### TASK ITEM:
Every record must come back unchanged, apart from the pictures, which are dropped.

### PROVIDED DATA:

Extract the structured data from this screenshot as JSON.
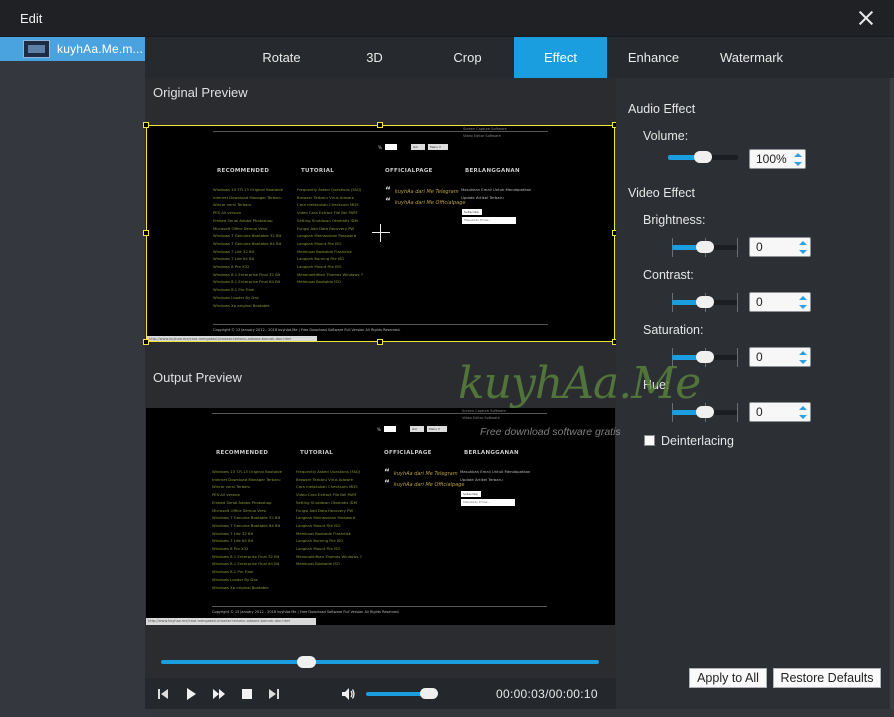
{
  "window": {
    "title": "Edit"
  },
  "file": {
    "name": "kuyhAa.Me.m..."
  },
  "tabs": [
    {
      "label": "Rotate"
    },
    {
      "label": "3D"
    },
    {
      "label": "Crop"
    },
    {
      "label": "Effect",
      "active": true
    },
    {
      "label": "Enhance"
    },
    {
      "label": "Watermark"
    }
  ],
  "preview": {
    "original_label": "Original Preview",
    "output_label": "Output Preview"
  },
  "site": {
    "headers": [
      "RECOMMENDED",
      "TUTORIAL",
      "OFFICIALPAGE",
      "BERLANGGANAN"
    ],
    "recommended": [
      "Windows 10 T.R.13 Original Bootable",
      "Internet Download Manager Terbaru",
      "Winrar versi Terbaru",
      "PES All version",
      "Embed Serial Adobe Photoshop",
      "Microsoft Office Semua Versi",
      "Windows 7 Genuine Bootable 32 Bit",
      "Windows 7 Genuine Bootable 64 Bit",
      "Windows 7 Lite 32 Bit",
      "Windows 7 Lite 64 Bit",
      "Windows 8 Pro X32",
      "Windows 8.1 Enterprise Final 32 Bit",
      "Windows 8.1 Enterprise Final 64 Bit",
      "Windows 8.1 Pro Final",
      "Windows Loader By Daz",
      "Windows Xp original Bootable"
    ],
    "tutorial": [
      "Frequently Asked Questions (FAQ)",
      "Browser Terbaru Virus Adware",
      "Cara melakukan Checksum MD5",
      "Video Cara Extract File Bei PART",
      "Setting Shutdown Otomatis IDM",
      "Fungsi Add Data Recovery PW",
      "Langkah Memasukan Password",
      "Langkah Mount File ISO",
      "Membuat Bootable Flashdisk",
      "Langkah Burning File ISO",
      "Langkah Mount File ISO",
      "Menonaktifkan Themes Windows 7",
      "Membuat Bootable ISO"
    ],
    "official": [
      "kuyhAa dari Me Telegram",
      "kuyhAa dari Me Officialpage"
    ],
    "subscribe": [
      "Masukkan Email Untuk Mendapatkan",
      "Update Artikel Terbaru"
    ],
    "subscribe_button": "Subscribe",
    "email_placeholder": "Masukkan Email...",
    "go_button": "Go!",
    "menu_button": "Menu ▾",
    "topright": [
      "Screen Capture Software",
      "Video Editor Software"
    ],
    "copyright": "Copyright © 13 January 2012 - 2018 kuyhAa.Me | Free Download Software Full Version All Rights Reserved.",
    "status": "http://www.kuyhaa.me/cara-mengatasi-browser-terbaru-adware-bancak-dan.html"
  },
  "player": {
    "time": "00:00:03/00:00:10",
    "seek_fraction": 0.33,
    "volume_fraction": 0.85
  },
  "audio": {
    "section_label": "Audio Effect",
    "volume_label": "Volume:",
    "volume_value": "100%",
    "volume_fraction": 0.5
  },
  "video": {
    "section_label": "Video Effect",
    "brightness_label": "Brightness:",
    "brightness_value": "0",
    "contrast_label": "Contrast:",
    "contrast_value": "0",
    "saturation_label": "Saturation:",
    "saturation_value": "0",
    "hue_label": "Hue:",
    "hue_value": "0",
    "deinterlacing_label": "Deinterlacing",
    "deinterlacing_checked": false
  },
  "buttons": {
    "apply_all": "Apply to All",
    "restore": "Restore Defaults"
  },
  "watermark": {
    "brand": "kuyhAa.Me",
    "tagline": "Free download software gratis"
  },
  "colors": {
    "accent": "#1a9ee0",
    "crop_frame": "#f0e43a",
    "titlebar": "#1f2124"
  }
}
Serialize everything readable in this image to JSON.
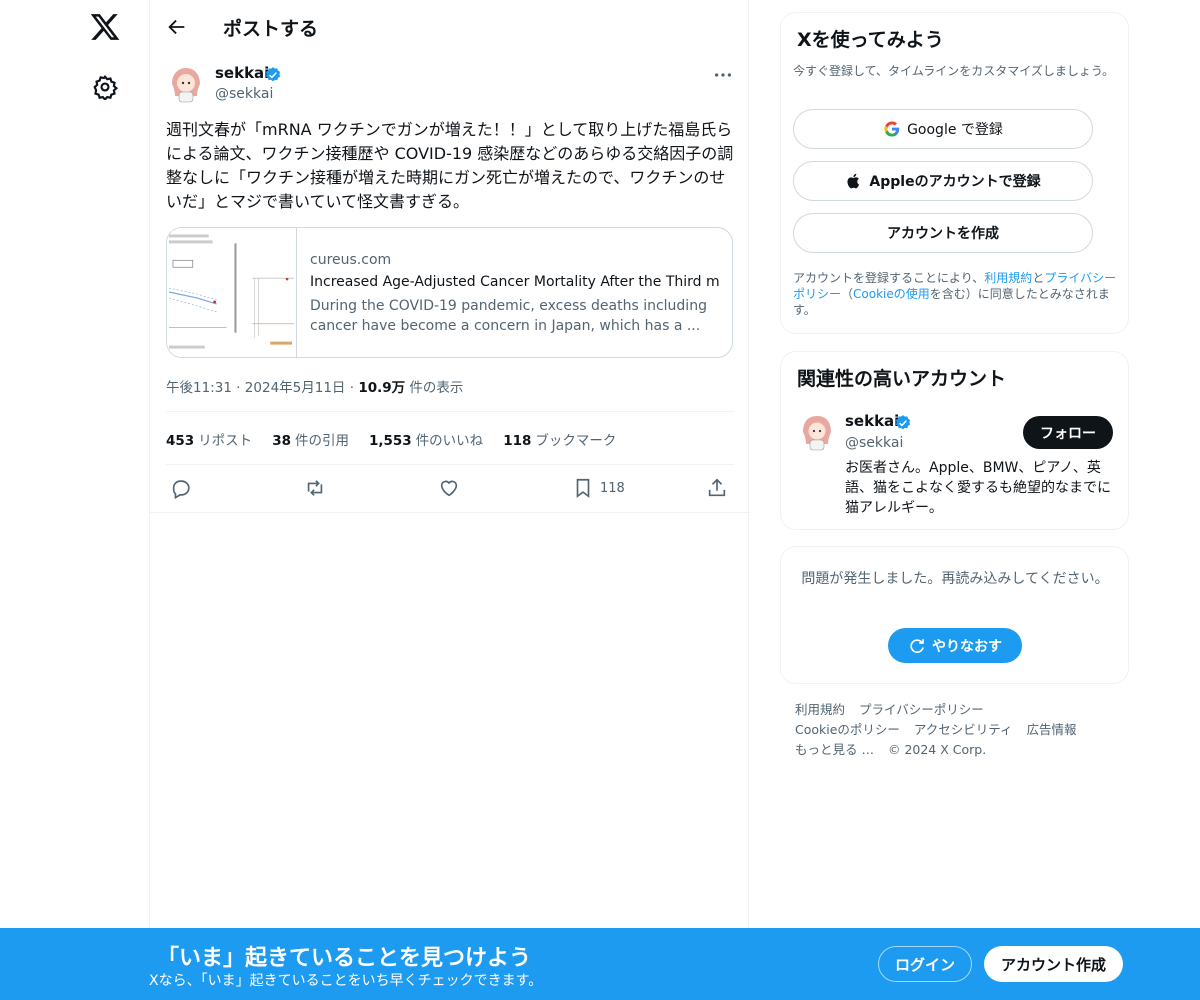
{
  "header": {
    "title": "ポストする"
  },
  "post": {
    "author_name": "sekkai",
    "author_handle": "@sekkai",
    "text": "週刊文春が「mRNA ワクチンでガンが増えた！！」として取り上げた福島氏らによる論文、ワクチン接種歴や COVID-19 感染歴などのあらゆる交絡因子の調整なしに「ワクチン接種が増えた時期にガン死亡が増えたので、ワクチンのせいだ」とマジで書いていて怪文書すぎる。",
    "card": {
      "domain": "cureus.com",
      "title": "Increased Age-Adjusted Cancer Mortality After the Third mRNA",
      "description": "During the COVID-19 pandemic, excess deaths including cancer have become a concern in Japan, which has a ..."
    },
    "time": "午後11:31",
    "date": "2024年5月11日",
    "views_count": "10.9万",
    "views_label": "件の表示",
    "reposts_count": "453",
    "reposts_label": "リポスト",
    "quotes_count": "38",
    "quotes_label": "件の引用",
    "likes_count": "1,553",
    "likes_label": "件のいいね",
    "bookmarks_count": "118",
    "bookmarks_label": "ブックマーク",
    "bookmark_action_count": "118"
  },
  "signup_panel": {
    "title": "Xを使ってみよう",
    "subtitle": "今すぐ登録して、タイムラインをカスタマイズしましょう。",
    "google_label": "Google で登録",
    "apple_label": "Appleのアカウントで登録",
    "create_label": "アカウントを作成",
    "terms_prefix": "アカウントを登録することにより、",
    "terms_link": "利用規約",
    "terms_and": "と",
    "privacy_link": "プライバシーポリシー",
    "cookie_open": "（",
    "cookie_link": "Cookieの使用",
    "terms_suffix": "を含む）に同意したとみなされます。"
  },
  "related_panel": {
    "title": "関連性の高いアカウント",
    "name": "sekkai",
    "handle": "@sekkai",
    "follow_label": "フォロー",
    "bio": "お医者さん。Apple、BMW、ピアノ、英語、猫をこよなく愛するも絶望的なまでに猫アレルギー。"
  },
  "error_panel": {
    "message": "問題が発生しました。再読み込みしてください。",
    "retry_label": "やりなおす"
  },
  "footer": {
    "terms": "利用規約",
    "privacy": "プライバシーポリシー",
    "cookie": "Cookieのポリシー",
    "accessibility": "アクセシビリティ",
    "ads": "広告情報",
    "more": "もっと見る …",
    "copyright": "© 2024 X Corp."
  },
  "bottom_bar": {
    "title": "「いま」起きていることを見つけよう",
    "subtitle": "Xなら、「いま」起きていることをいち早くチェックできます。",
    "login_label": "ログイン",
    "signup_label": "アカウント作成"
  },
  "colors": {
    "accent": "#1d9bf0",
    "text": "#0f1419",
    "muted": "#536471",
    "border": "#eff3f4"
  },
  "icons": {
    "logo": "x-logo-icon",
    "settings": "gear-icon",
    "back": "arrow-left-icon",
    "verified": "verified-badge-icon",
    "more": "more-icon",
    "reply": "reply-icon",
    "repost": "repost-icon",
    "like": "heart-icon",
    "bookmark": "bookmark-icon",
    "share": "share-icon",
    "google": "google-icon",
    "apple": "apple-icon",
    "retry": "refresh-icon"
  }
}
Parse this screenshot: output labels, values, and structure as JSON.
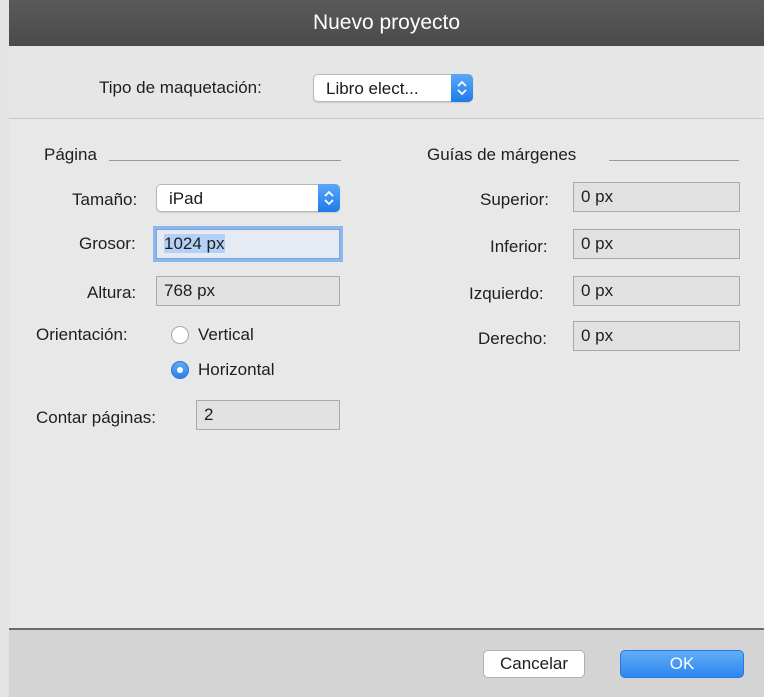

### SOLUTION TO THE PROBLEM:
Extract the structured data from this screenshot as JSON.
{
  "window": {
    "title": "Edit"
  },
  "file": {
    "name": "kuyhAa.Me.m..."
  },
  "tabs": [
    {
      "label": "Rotate"
    },
    {
      "label": "3D"
    },
    {
      "label": "Crop"
    },
    {
      "label": "Effect",
      "active": true
    },
    {
      "label": "Enhance"
    },
    {
      "label": "Watermark"
    }
  ],
  "preview": {
    "original_label": "Original Preview",
    "output_label": "Output Preview"
  },
  "site": {
    "headers": [
      "RECOMMENDED",
      "TUTORIAL",
      "OFFICIALPAGE",
      "BERLANGGANAN"
    ],
    "recommended": [
      "Windows 10 T.R.13 Original Bootable",
      "Internet Download Manager Terbaru",
      "Winrar versi Terbaru",
      "PES All version",
      "Embed Serial Adobe Photoshop",
      "Microsoft Office Semua Versi",
      "Windows 7 Genuine Bootable 32 Bit",
      "Windows 7 Genuine Bootable 64 Bit",
      "Windows 7 Lite 32 Bit",
      "Windows 7 Lite 64 Bit",
      "Windows 8 Pro X32",
      "Windows 8.1 Enterprise Final 32 Bit",
      "Windows 8.1 Enterprise Final 64 Bit",
      "Windows 8.1 Pro Final",
      "Windows Loader By Daz",
      "Windows Xp original Bootable"
    ],
    "tutorial": [
      "Frequently Asked Questions (FAQ)",
      "Browser Terbaru Virus Adware",
      "Cara melakukan Checksum MD5",
      "Video Cara Extract File Bei PART",
      "Setting Shutdown Otomatis IDM",
      "Fungsi Add Data Recovery PW",
      "Langkah Memasukan Password",
      "Langkah Mount File ISO",
      "Membuat Bootable Flashdisk",
      "Langkah Burning File ISO",
      "Langkah Mount File ISO",
      "Menonaktifkan Themes Windows 7",
      "Membuat Bootable ISO"
    ],
    "official": [
      "kuyhAa dari Me Telegram",
      "kuyhAa dari Me Officialpage"
    ],
    "subscribe": [
      "Masukkan Email Untuk Mendapatkan",
      "Update Artikel Terbaru"
    ],
    "subscribe_button": "Subscribe",
    "email_placeholder": "Masukkan Email...",
    "go_button": "Go!",
    "menu_button": "Menu ▾",
    "topright": [
      "Screen Capture Software",
      "Video Editor Software"
    ],
    "copyright": "Copyright © 13 January 2012 - 2018 kuyhAa.Me | Free Download Software Full Version All Rights Reserved.",
    "status": "http://www.kuyhaa.me/cara-mengatasi-browser-terbaru-adware-bancak-dan.html"
  },
  "player": {
    "time": "00:00:03/00:00:10",
    "seek_fraction": 0.33,
    "volume_fraction": 0.85
  },
  "audio": {
    "section_label": "Audio Effect",
    "volume_label": "Volume:",
    "volume_value": "100%",
    "volume_fraction": 0.5
  },
  "video": {
    "section_label": "Video Effect",
    "brightness_label": "Brightness:",
    "brightness_value": "0",
    "contrast_label": "Contrast:",
    "contrast_value": "0",
    "saturation_label": "Saturation:",
    "saturation_value": "0",
    "hue_label": "Hue:",
    "hue_value": "0",
    "deinterlacing_label": "Deinterlacing",
    "deinterlacing_checked": false
  },
  "buttons": {
    "apply_all": "Apply to All",
    "restore": "Restore Defaults"
  },
  "watermark": {
    "brand": "kuyhAa.Me",
    "tagline": "Free download software gratis"
  },
  "colors": {
    "accent": "#1a9ee0",
    "crop_frame": "#f0e43a",
    "titlebar": "#1f2124"
  }
}
Serialize everything readable in this image to JSON.
{
  "header": {
    "title": "ポストする"
  },
  "post": {
    "author_name": "sekkai",
    "author_handle": "@sekkai",
    "text": "週刊文春が「mRNA ワクチンでガンが増えた！！」として取り上げた福島氏らによる論文、ワクチン接種歴や COVID-19 感染歴などのあらゆる交絡因子の調整なしに「ワクチン接種が増えた時期にガン死亡が増えたので、ワクチンのせいだ」とマジで書いていて怪文書すぎる。",
    "card": {
      "domain": "cureus.com",
      "title": "Increased Age-Adjusted Cancer Mortality After the Third mRNA",
      "description": "During the COVID-19 pandemic, excess deaths including cancer have become a concern in Japan, which has a ..."
    },
    "time": "午後11:31",
    "date": "2024年5月11日",
    "views_count": "10.9万",
    "views_label": "件の表示",
    "reposts_count": "453",
    "reposts_label": "リポスト",
    "quotes_count": "38",
    "quotes_label": "件の引用",
    "likes_count": "1,553",
    "likes_label": "件のいいね",
    "bookmarks_count": "118",
    "bookmarks_label": "ブックマーク",
    "bookmark_action_count": "118"
  },
  "signup_panel": {
    "title": "Xを使ってみよう",
    "subtitle": "今すぐ登録して、タイムラインをカスタマイズしましょう。",
    "google_label": "Google で登録",
    "apple_label": "Appleのアカウントで登録",
    "create_label": "アカウントを作成",
    "terms_prefix": "アカウントを登録することにより、",
    "terms_link": "利用規約",
    "terms_and": "と",
    "privacy_link": "プライバシーポリシー",
    "cookie_open": "（",
    "cookie_link": "Cookieの使用",
    "terms_suffix": "を含む）に同意したとみなされます。"
  },
  "related_panel": {
    "title": "関連性の高いアカウント",
    "name": "sekkai",
    "handle": "@sekkai",
    "follow_label": "フォロー",
    "bio": "お医者さん。Apple、BMW、ピアノ、英語、猫をこよなく愛するも絶望的なまでに猫アレルギー。"
  },
  "error_panel": {
    "message": "問題が発生しました。再読み込みしてください。",
    "retry_label": "やりなおす"
  },
  "footer": {
    "terms": "利用規約",
    "privacy": "プライバシーポリシー",
    "cookie": "Cookieのポリシー",
    "accessibility": "アクセシビリティ",
    "ads": "広告情報",
    "more": "もっと見る …",
    "copyright": "© 2024 X Corp."
  },
  "bottom_bar": {
    "title": "「いま」起きていることを見つけよう",
    "subtitle": "Xなら、「いま」起きていることをいち早くチェックできます。",
    "login_label": "ログイン",
    "signup_label": "アカウント作成"
  },
  "colors": {
    "accent": "#1d9bf0",
    "text": "#0f1419",
    "muted": "#536471",
    "border": "#eff3f4"
  },
  "icons": {
    "logo": "x-logo-icon",
    "settings": "gear-icon",
    "back": "arrow-left-icon",
    "verified": "verified-badge-icon",
    "more": "more-icon",
    "reply": "reply-icon",
    "repost": "repost-icon",
    "like": "heart-icon",
    "bookmark": "bookmark-icon",
    "share": "share-icon",
    "google": "google-icon",
    "apple": "apple-icon",
    "retry": "refresh-icon"
  }
}
Parse this screenshot: output labels, values, and structure as JSON.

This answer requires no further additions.